DIRECTIONS
Count every line that has the word "repeal". Give the number, without anything more.

GIVEN RECORDS
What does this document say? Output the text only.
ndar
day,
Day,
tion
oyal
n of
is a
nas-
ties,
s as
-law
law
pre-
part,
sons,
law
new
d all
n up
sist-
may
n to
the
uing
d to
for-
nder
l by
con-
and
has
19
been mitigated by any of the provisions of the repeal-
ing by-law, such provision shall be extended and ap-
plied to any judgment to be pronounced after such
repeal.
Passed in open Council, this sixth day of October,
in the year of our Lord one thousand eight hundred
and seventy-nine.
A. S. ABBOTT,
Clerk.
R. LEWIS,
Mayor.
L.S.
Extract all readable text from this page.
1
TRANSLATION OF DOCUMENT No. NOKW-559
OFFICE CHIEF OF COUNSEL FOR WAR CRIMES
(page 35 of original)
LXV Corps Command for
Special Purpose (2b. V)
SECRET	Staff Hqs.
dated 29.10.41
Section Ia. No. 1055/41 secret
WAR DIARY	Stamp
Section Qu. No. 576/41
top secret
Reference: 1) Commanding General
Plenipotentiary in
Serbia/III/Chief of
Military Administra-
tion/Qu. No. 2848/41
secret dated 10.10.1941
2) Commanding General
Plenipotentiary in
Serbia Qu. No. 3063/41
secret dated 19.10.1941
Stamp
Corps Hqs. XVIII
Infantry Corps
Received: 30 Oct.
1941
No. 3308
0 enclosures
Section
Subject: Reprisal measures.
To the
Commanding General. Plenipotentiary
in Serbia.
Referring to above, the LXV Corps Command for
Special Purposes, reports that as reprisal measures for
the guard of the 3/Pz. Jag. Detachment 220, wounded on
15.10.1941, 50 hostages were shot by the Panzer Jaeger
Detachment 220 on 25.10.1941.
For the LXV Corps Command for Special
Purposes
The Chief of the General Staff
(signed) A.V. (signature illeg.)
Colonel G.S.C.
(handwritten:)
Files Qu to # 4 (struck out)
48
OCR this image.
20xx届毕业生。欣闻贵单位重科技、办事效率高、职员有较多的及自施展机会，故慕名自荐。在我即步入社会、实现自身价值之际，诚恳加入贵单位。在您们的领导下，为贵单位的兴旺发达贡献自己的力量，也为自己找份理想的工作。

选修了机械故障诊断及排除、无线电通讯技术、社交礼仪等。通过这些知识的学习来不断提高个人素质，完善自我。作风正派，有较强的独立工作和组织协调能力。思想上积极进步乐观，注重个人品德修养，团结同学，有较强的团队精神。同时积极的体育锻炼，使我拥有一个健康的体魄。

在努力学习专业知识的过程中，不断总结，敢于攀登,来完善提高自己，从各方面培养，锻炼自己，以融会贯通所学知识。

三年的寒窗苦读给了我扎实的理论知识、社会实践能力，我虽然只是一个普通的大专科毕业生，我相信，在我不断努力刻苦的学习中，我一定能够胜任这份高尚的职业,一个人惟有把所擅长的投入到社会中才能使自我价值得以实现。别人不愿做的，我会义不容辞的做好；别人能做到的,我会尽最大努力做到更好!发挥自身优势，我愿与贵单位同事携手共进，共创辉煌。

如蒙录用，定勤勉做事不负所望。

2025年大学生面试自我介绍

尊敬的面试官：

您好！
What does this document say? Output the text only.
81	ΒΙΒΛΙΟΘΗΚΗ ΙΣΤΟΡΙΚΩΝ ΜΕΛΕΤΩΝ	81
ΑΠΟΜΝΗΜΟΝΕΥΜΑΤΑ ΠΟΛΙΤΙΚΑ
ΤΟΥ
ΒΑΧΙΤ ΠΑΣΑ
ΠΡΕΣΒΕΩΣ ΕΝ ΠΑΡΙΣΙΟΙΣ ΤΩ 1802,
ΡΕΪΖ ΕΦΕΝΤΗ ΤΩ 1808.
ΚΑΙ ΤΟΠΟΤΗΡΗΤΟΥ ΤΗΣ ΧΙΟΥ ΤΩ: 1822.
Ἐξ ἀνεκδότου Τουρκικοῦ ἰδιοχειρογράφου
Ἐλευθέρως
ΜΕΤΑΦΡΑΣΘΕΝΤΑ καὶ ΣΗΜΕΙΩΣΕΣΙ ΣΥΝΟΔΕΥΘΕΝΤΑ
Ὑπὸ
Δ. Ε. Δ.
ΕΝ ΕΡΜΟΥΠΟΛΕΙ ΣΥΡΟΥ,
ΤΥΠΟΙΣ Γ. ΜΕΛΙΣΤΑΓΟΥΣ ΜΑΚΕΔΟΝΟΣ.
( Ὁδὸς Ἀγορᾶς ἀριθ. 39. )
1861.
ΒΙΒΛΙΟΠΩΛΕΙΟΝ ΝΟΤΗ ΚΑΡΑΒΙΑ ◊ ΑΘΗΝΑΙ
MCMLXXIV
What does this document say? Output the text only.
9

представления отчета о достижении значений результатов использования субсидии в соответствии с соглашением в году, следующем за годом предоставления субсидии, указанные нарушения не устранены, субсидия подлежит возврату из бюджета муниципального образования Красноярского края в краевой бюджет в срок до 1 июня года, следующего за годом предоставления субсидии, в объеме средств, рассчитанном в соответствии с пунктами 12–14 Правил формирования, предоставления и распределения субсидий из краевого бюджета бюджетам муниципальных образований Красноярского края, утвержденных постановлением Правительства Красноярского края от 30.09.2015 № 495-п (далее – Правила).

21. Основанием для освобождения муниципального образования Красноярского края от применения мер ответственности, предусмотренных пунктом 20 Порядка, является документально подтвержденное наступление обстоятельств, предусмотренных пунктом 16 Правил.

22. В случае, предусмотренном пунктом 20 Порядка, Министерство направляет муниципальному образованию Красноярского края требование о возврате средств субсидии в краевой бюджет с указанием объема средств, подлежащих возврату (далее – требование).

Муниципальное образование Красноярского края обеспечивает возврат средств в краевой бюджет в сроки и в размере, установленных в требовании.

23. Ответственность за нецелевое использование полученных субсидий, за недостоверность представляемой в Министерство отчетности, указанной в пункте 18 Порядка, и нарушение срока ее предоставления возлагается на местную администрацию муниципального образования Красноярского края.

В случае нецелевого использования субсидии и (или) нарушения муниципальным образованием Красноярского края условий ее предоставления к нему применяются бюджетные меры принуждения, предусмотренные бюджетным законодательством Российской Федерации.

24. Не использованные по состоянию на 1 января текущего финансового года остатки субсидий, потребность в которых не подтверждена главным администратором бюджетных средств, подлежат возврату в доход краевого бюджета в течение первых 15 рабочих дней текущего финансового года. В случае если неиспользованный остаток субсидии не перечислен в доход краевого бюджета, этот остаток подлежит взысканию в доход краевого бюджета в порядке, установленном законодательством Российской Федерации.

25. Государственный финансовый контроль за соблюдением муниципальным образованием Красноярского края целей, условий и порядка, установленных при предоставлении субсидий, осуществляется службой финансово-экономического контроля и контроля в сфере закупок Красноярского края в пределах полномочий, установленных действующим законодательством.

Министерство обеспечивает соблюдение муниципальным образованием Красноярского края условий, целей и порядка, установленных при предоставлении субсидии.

ANSWER TO THE EXERCISE
2